Excerpted passage –
I must not endow my creations with creativity.
In How to forget who I believe I am and remember who I truly am, I introduced the concept of “endowment”. This is worth exploring separately. I wrote:
When I think and reflect — the motion of my thirdself — I often assume perspectives that are not my own. For example, if I think of another country, I imagine the people of that country and how they might experience it. I endow those imaginary people with substance they do not have actually have until I project and manifest that substance into existence. Understanding and controlling this function I perform is critical to recognizing my omnipotence, for it is I who endow all secondself or thirdself people. It is I who imagine people, and I who manifests people physically. It is my own action that manifests all. This is the process of endowment. To control this, when I move in secondself (aka, think, imagine, etc), I must not endow the imaginary with the creative powers only I possess. In other words, I must not imagine characters who are themselves imagining or experiencing something, rendering me an indirect or ingnorant party to the experience.
The idea of “endowment” is that it is a creative process by which I extend and secure my own demipotence. Essentially, I “endow” characters which creative powers and higher existential status by imagining their experiences and
Endowment is one of the trickiest and most subtle forms of my demipotence. Keeping in mind that my demipotence is the crippling condition of being unable to achieve my desires. By definition, demipotence is the limited ability to achieve my desires, and derives from a misunderstanding of my desires in the first place. This misunderstanding prompts movement and motion toward transitory relief from my desire, rather than the permanent end of my desire.
Endowment relies on a few mistaken beliefs:
- I believe that I am equivalent to other people. That is, I and we are all part of a category called “people”. Essentially, I reduce myself from the creator of my experience to a participant in an experience created by some other unknown being.
- Once I believe there are other people, I then must believe there are experiences other than my own experience.
Endowment is the process of creating and then believing in secondhand experiences. My own direct experience being firsthand, secondhand experiences are entirely imaginary with me being the imaginer. And given that I believe I am a single person among many others, I also believe then that these other people are experiencing life and therefore the collective totality of experience far exceeds my own.

Data –
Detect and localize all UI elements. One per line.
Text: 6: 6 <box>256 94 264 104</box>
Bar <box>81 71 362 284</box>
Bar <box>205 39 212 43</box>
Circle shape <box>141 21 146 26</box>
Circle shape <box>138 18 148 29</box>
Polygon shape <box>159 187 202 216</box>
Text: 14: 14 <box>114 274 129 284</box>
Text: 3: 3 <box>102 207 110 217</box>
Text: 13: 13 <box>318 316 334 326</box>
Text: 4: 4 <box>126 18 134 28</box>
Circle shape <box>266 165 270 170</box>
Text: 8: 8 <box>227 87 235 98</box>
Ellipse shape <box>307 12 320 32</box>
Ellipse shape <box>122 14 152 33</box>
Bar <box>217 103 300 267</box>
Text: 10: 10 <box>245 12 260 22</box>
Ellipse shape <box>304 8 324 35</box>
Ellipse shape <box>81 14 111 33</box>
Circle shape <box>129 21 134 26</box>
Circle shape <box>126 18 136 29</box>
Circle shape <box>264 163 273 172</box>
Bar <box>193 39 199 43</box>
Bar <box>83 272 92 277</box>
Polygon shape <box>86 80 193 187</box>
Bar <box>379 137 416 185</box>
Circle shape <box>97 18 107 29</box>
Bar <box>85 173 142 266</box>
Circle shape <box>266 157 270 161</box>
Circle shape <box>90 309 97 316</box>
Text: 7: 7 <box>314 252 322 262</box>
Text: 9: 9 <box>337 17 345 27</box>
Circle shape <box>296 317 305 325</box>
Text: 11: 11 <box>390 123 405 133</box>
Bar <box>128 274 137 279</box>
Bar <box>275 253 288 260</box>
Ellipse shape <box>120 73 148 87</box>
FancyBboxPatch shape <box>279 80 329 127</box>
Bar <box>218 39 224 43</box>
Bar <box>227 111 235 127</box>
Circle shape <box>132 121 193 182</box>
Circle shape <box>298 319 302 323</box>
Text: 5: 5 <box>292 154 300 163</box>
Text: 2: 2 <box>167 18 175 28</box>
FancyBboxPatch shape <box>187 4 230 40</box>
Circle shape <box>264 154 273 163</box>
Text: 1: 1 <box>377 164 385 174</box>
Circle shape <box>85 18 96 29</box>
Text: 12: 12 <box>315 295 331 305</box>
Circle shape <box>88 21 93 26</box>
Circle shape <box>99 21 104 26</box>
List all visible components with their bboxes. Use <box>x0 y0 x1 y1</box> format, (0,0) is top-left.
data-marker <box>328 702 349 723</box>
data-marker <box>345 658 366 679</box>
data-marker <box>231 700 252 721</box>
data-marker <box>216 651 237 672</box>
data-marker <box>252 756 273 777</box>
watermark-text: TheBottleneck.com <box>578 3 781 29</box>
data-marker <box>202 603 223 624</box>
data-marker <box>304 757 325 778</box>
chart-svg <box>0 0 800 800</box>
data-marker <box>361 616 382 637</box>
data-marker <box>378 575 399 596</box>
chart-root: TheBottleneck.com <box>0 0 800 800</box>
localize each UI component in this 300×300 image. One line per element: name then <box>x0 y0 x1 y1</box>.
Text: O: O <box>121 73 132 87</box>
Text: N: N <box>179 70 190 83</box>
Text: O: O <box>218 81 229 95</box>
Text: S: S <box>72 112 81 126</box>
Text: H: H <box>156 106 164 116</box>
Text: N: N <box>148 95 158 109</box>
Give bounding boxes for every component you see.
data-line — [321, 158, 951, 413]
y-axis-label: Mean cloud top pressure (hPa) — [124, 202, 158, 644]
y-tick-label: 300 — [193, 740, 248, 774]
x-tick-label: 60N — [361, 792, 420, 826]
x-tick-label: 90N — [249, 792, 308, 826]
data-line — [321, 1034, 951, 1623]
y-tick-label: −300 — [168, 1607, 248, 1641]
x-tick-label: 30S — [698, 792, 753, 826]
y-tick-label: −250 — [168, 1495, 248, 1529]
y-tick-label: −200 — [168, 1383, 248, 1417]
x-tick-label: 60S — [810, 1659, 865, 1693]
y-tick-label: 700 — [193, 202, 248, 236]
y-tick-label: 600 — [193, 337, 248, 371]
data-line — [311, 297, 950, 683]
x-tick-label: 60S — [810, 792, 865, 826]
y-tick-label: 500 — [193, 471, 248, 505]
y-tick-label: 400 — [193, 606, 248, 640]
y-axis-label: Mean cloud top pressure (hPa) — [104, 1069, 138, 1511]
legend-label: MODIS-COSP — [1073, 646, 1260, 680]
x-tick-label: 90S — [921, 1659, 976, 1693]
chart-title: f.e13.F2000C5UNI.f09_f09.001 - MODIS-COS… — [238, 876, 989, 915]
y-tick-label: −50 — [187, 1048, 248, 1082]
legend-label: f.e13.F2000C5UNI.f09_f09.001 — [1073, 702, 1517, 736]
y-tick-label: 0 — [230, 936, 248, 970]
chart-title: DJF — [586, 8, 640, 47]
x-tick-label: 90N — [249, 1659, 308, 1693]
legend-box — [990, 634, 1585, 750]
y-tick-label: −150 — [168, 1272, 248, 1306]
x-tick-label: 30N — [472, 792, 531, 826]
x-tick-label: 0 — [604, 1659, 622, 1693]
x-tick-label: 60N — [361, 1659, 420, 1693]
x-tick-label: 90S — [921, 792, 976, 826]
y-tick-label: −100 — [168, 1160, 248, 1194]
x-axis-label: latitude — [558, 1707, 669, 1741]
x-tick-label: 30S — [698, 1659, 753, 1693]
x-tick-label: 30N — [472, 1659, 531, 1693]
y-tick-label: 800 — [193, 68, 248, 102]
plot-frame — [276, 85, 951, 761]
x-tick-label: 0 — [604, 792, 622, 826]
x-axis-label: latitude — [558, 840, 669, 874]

Questions on the material –
(1) List each word or phrase that the essay on endowment places in quotation marks, giving each one only once.
(2) Output the part of the essay on endowment that begins at the words "Endowment relies on a" and stops after "my own experience.".
(3) Pick up the essay on endowment after its last sentence and carry the argument forward.

Task answers –
(1) “endowment”, “endow”, “people”

(2)
Endowment relies on a few mistaken beliefs:
- I believe that I am equivalent to other people. That is, I and we are all part of a category called “people”. Essentially, I reduce myself from the creator of my experience to a participant in an experience created by some other unknown being.
- Once I believe there are other people, I then must believe there are experiences other than my own experience.

(3)
This is the process of creative endowment. I, as the experiencer, am endowing imaginary people with imaginary lives and experiences. I will never have any way of validating this, and can only imagine it. And despite the truth that these imaginary second-hand experiences are infinitely inferior to my own first-hand experience in every way, I still humble myself by endowing those imaginary characters with equivalent value.
Essentially, I disregard the truth that I am in fact the creator of my entire experience, and instead choose to believe that my creations are my equivalent. This is the process of endowment, and has two parts: firstly I eschew my godhood, then I embrace my personhood. I forget that I am an omnipotent being with unlimited power, and believe I am a demipotent being with limited power to achieve my desires.
This is a vicious cycle. When I move through my secondself — aka, think, imagine, reflect, etc — I must be aware when I am endowing. That is, when I imagine experiences other than my own, and experiencers other than me. When I indulge these secondself illusions, I degrade the truth that I am the only being here. There are no beings in this world I am now creating, that are equivalent to me. The characters are not equivalent to the author. The creations are not equivalent to their creator. The process of endowment is a runaway secondself, and controlling it is essential to regaining control of my conviction, changing my behavior, and restoring my godhood.